» CHALLENGE: Exactly as written, please set down all of the entries again, with no pictures.

===

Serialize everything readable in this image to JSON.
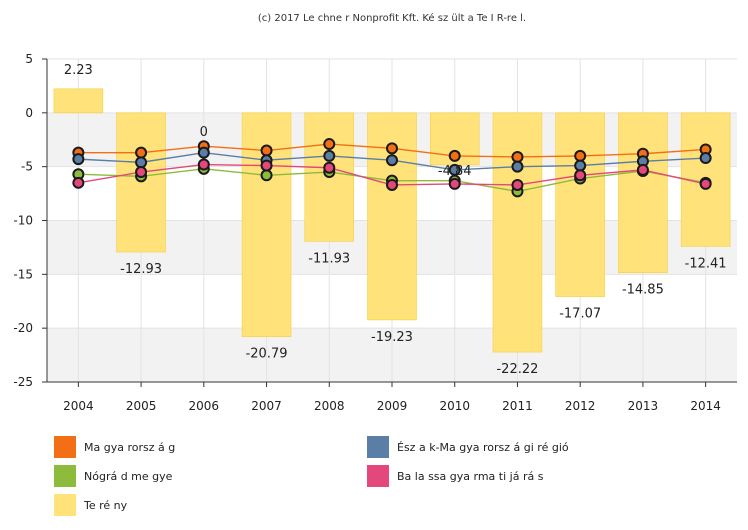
{
  "caption": "(c) 2017 Le chne r Nonprofit Kft. Ké sz ült a Te I R-re l.",
  "chart_data": {
    "type": "bar",
    "categories": [
      "2004",
      "2005",
      "2006",
      "2007",
      "2008",
      "2009",
      "2010",
      "2011",
      "2012",
      "2013",
      "2014"
    ],
    "ylim": [
      -25,
      5
    ],
    "yticks": [
      5,
      0,
      -5,
      -10,
      -15,
      -20,
      -25
    ],
    "grid": true,
    "legend_position": "bottom",
    "series": [
      {
        "name": "Ma gya rorsz á g",
        "type": "line",
        "color": "#f36f16",
        "values": [
          -3.7,
          -3.7,
          -3.1,
          -3.5,
          -2.9,
          -3.3,
          -4.0,
          -4.1,
          -4.0,
          -3.8,
          -3.4
        ]
      },
      {
        "name": "Ész a k-Ma gya rorsz á gi ré gió",
        "type": "line",
        "color": "#5a7ea6",
        "values": [
          -4.3,
          -4.6,
          -3.7,
          -4.4,
          -4.0,
          -4.4,
          -5.3,
          -5.0,
          -4.9,
          -4.5,
          -4.2
        ]
      },
      {
        "name": "Nógrá d me gye",
        "type": "line",
        "color": "#8dbb3c",
        "values": [
          -5.7,
          -5.9,
          -5.2,
          -5.8,
          -5.5,
          -6.3,
          -6.3,
          -7.3,
          -6.1,
          -5.4,
          -6.5
        ]
      },
      {
        "name": "Ba la ssa gya rma ti já rá s",
        "type": "line",
        "color": "#e4477b",
        "values": [
          -6.5,
          -5.5,
          -4.8,
          -4.9,
          -5.1,
          -6.7,
          -6.6,
          -6.7,
          -5.8,
          -5.3,
          -6.6
        ]
      },
      {
        "name": "Te ré ny",
        "type": "bar",
        "color": "#ffe27a",
        "values": [
          2.23,
          -12.93,
          0,
          -20.79,
          -11.93,
          -19.23,
          -4.84,
          -22.22,
          -17.07,
          -14.85,
          -12.41
        ]
      }
    ],
    "bar_labels": [
      "2.23",
      "-12.93",
      "0",
      "-20.79",
      "-11.93",
      "-19.23",
      "-4.84",
      "-22.22",
      "-17.07",
      "-14.85",
      "-12.41"
    ]
  }
}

===

» WRITTEN ANSWER:
Serialize everything readable in this image to JSON.
{
  "caption": "(c) 2017 Le chne r Nonprofit Kft. Ké sz ült a Te I R-re l.",
  "chart_data": {
    "type": "bar",
    "categories": [
      "2004",
      "2005",
      "2006",
      "2007",
      "2008",
      "2009",
      "2010",
      "2011",
      "2012",
      "2013",
      "2014"
    ],
    "ylim": [
      -25,
      5
    ],
    "yticks": [
      5,
      0,
      -5,
      -10,
      -15,
      -20,
      -25
    ],
    "grid": true,
    "legend_position": "bottom",
    "series": [
      {
        "name": "Ma gya rorsz á g",
        "type": "line",
        "color": "#f36f16",
        "values": [
          -3.7,
          -3.7,
          -3.1,
          -3.5,
          -2.9,
          -3.3,
          -4.0,
          -4.1,
          -4.0,
          -3.8,
          -3.4
        ]
      },
      {
        "name": "Ész a k-Ma gya rorsz á gi ré gió",
        "type": "line",
        "color": "#5a7ea6",
        "values": [
          -4.3,
          -4.6,
          -3.7,
          -4.4,
          -4.0,
          -4.4,
          -5.3,
          -5.0,
          -4.9,
          -4.5,
          -4.2
        ]
      },
      {
        "name": "Nógrá d me gye",
        "type": "line",
        "color": "#8dbb3c",
        "values": [
          -5.7,
          -5.9,
          -5.2,
          -5.8,
          -5.5,
          -6.3,
          -6.3,
          -7.3,
          -6.1,
          -5.4,
          -6.5
        ]
      },
      {
        "name": "Ba la ssa gya rma ti já rá s",
        "type": "line",
        "color": "#e4477b",
        "values": [
          -6.5,
          -5.5,
          -4.8,
          -4.9,
          -5.1,
          -6.7,
          -6.6,
          -6.7,
          -5.8,
          -5.3,
          -6.6
        ]
      },
      {
        "name": "Te ré ny",
        "type": "bar",
        "color": "#ffe27a",
        "values": [
          2.23,
          -12.93,
          0,
          -20.79,
          -11.93,
          -19.23,
          -4.84,
          -22.22,
          -17.07,
          -14.85,
          -12.41
        ]
      }
    ],
    "bar_labels": [
      "2.23",
      "-12.93",
      "0",
      "-20.79",
      "-11.93",
      "-19.23",
      "-4.84",
      "-22.22",
      "-17.07",
      "-14.85",
      "-12.41"
    ]
  }
}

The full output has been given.